- _Problem to solve_:
Extract each line from the entries below that has the string "this" in it.

- _Dataset excerpts_:
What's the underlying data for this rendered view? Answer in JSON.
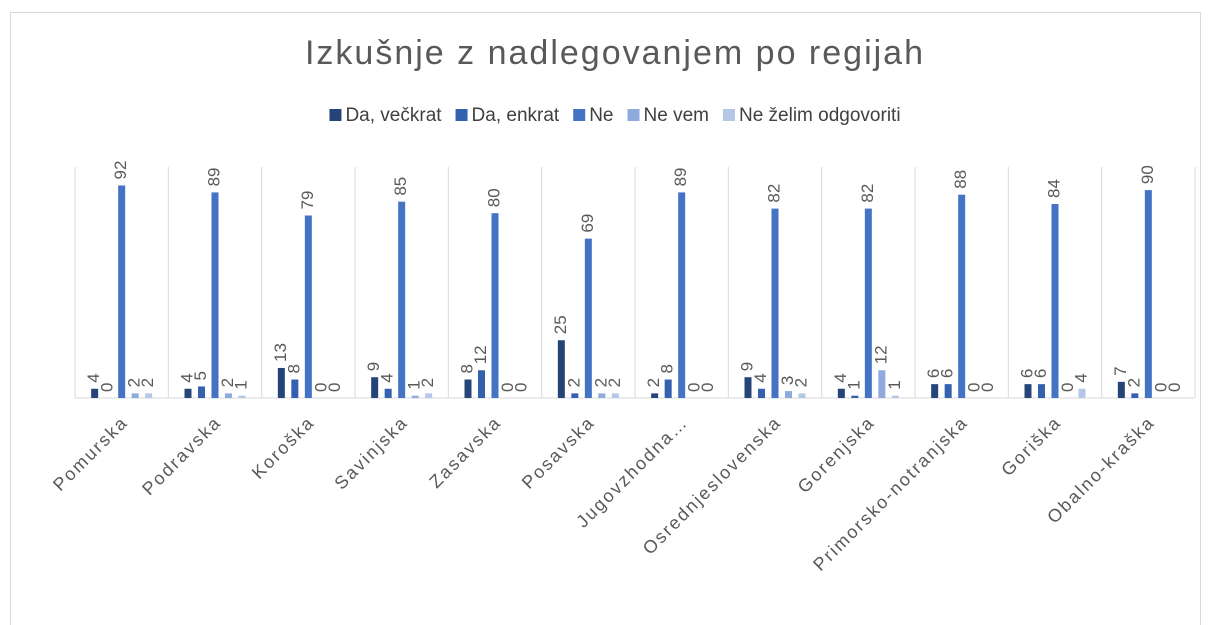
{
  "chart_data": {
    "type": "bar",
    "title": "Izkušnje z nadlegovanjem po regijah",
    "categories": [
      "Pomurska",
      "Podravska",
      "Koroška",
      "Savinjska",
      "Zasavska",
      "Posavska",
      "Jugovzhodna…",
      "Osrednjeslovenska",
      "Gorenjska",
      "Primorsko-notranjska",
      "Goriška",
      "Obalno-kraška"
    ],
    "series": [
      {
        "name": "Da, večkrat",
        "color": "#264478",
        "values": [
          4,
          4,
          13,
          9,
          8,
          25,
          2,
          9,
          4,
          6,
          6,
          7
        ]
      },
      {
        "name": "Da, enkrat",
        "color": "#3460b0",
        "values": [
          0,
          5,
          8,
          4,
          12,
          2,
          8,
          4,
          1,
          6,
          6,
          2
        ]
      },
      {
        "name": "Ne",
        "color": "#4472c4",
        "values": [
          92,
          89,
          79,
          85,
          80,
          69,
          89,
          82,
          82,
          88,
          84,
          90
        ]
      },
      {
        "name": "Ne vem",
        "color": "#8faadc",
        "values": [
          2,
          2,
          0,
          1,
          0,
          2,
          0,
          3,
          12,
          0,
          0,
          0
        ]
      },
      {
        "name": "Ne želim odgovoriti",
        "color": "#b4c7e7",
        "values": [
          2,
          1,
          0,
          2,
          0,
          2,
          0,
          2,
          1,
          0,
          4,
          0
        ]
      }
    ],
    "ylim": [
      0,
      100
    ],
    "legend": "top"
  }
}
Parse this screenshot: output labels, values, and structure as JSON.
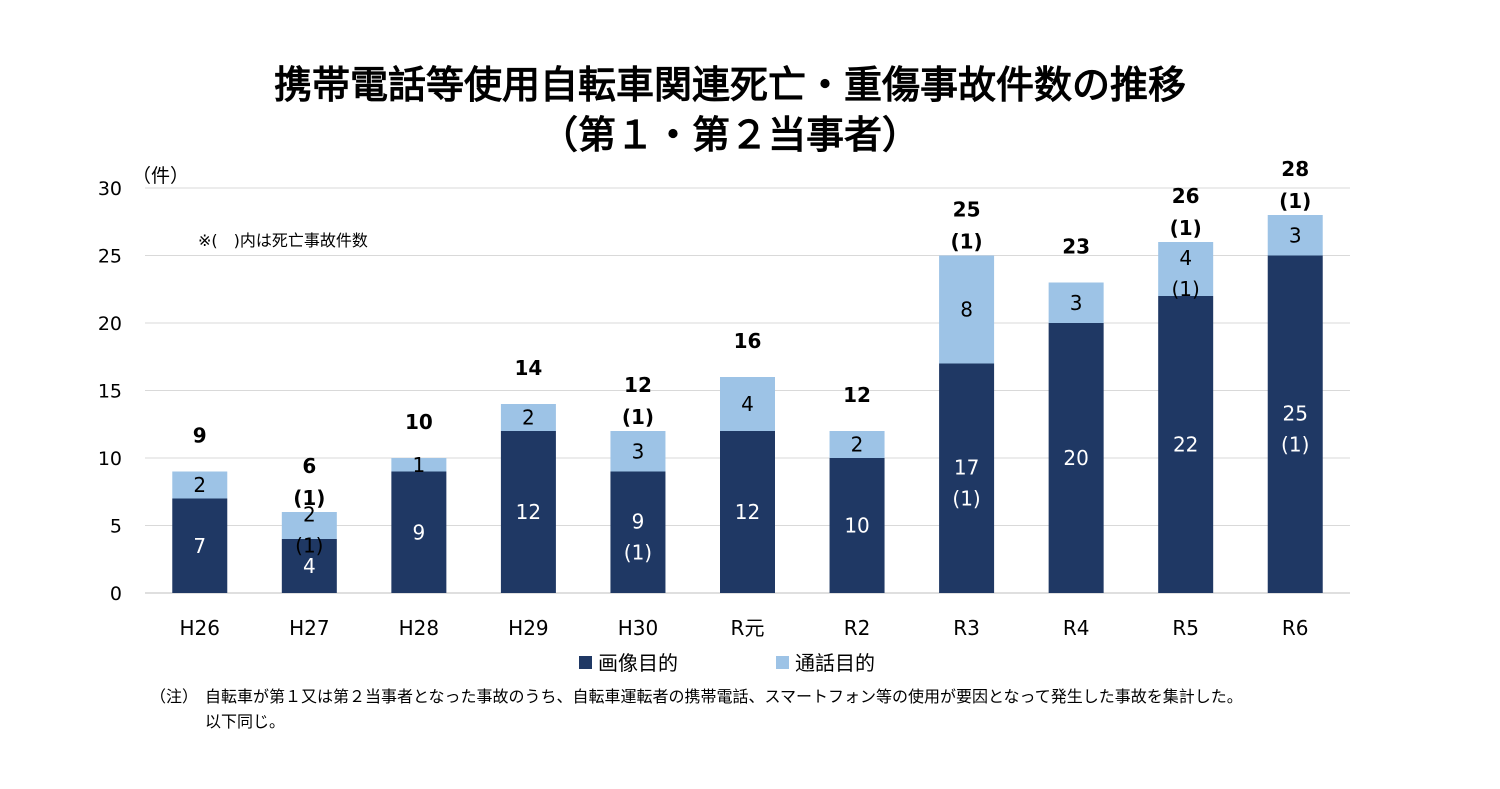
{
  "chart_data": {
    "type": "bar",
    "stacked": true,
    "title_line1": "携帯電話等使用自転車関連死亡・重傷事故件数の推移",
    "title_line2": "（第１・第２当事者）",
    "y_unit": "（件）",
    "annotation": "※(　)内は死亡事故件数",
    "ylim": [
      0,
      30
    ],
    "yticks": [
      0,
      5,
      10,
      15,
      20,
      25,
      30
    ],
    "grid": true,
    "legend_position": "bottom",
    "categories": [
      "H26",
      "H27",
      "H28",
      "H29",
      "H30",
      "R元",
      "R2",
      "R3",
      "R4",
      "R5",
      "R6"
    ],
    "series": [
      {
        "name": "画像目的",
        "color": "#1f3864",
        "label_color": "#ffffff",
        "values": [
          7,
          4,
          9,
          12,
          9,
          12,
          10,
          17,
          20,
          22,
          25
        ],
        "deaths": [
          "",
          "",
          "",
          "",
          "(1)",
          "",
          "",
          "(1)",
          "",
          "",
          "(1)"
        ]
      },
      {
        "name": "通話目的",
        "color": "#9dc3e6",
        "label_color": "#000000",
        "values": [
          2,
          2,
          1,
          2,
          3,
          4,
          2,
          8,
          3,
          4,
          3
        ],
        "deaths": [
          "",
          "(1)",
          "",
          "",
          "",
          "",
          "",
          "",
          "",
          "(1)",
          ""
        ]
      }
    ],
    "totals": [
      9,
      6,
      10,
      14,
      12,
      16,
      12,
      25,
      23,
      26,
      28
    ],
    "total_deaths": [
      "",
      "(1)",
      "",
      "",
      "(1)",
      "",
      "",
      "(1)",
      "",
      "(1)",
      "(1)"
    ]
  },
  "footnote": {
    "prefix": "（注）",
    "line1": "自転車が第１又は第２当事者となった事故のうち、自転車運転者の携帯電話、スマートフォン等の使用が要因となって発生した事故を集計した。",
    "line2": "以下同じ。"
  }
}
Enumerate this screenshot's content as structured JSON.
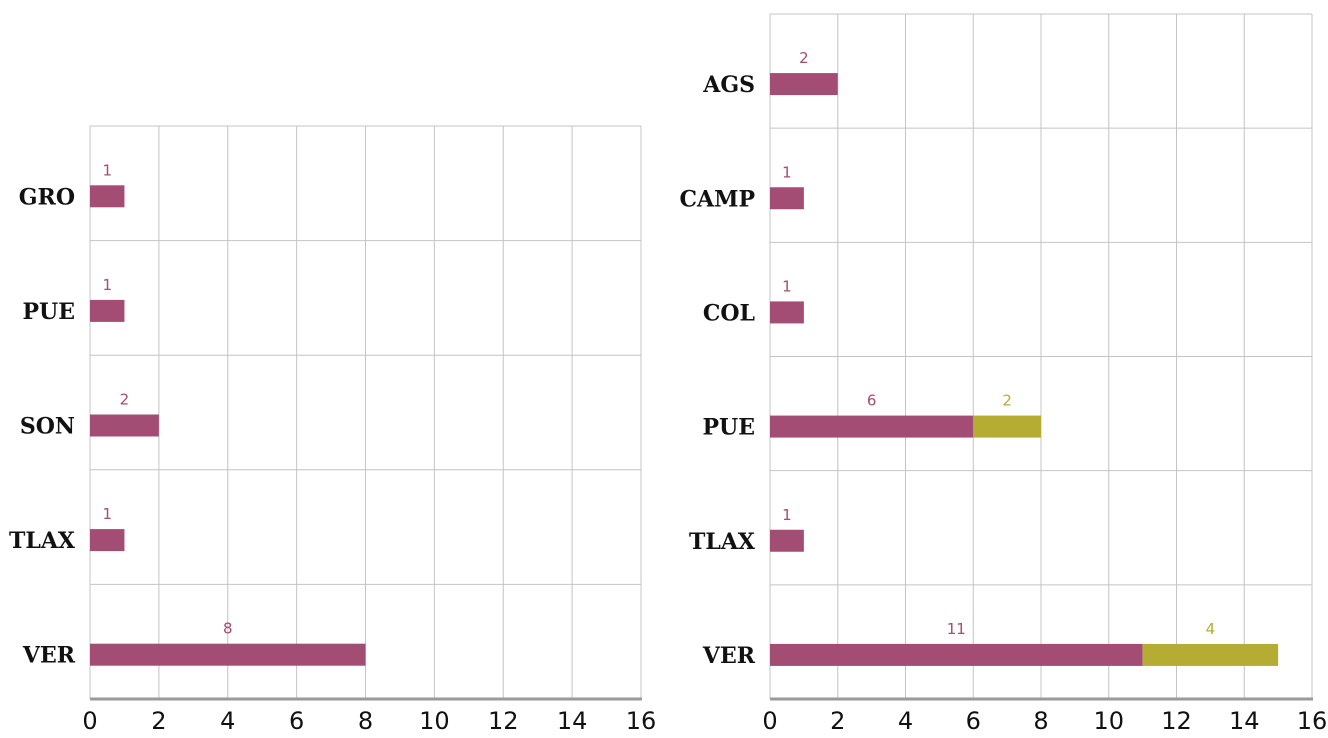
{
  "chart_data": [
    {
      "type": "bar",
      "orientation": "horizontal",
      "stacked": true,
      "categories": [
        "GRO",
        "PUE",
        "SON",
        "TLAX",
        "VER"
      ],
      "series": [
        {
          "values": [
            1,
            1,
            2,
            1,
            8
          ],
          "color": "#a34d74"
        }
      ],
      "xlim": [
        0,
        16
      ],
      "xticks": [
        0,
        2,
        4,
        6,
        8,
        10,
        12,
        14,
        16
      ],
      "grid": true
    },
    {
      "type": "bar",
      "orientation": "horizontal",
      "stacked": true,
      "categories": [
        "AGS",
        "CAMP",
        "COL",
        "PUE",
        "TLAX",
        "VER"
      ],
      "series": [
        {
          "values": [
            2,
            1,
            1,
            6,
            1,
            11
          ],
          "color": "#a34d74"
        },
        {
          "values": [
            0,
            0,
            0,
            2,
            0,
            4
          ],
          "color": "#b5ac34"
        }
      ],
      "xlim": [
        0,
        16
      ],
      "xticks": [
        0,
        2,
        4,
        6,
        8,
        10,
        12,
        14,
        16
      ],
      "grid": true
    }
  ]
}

- _Final result_:
What's the underlying data for this rendered view? Answer in JSON.
Parse this screenshot: output labels, values, and structure as JSON.
Enumerate this screenshot's content as structured JSON.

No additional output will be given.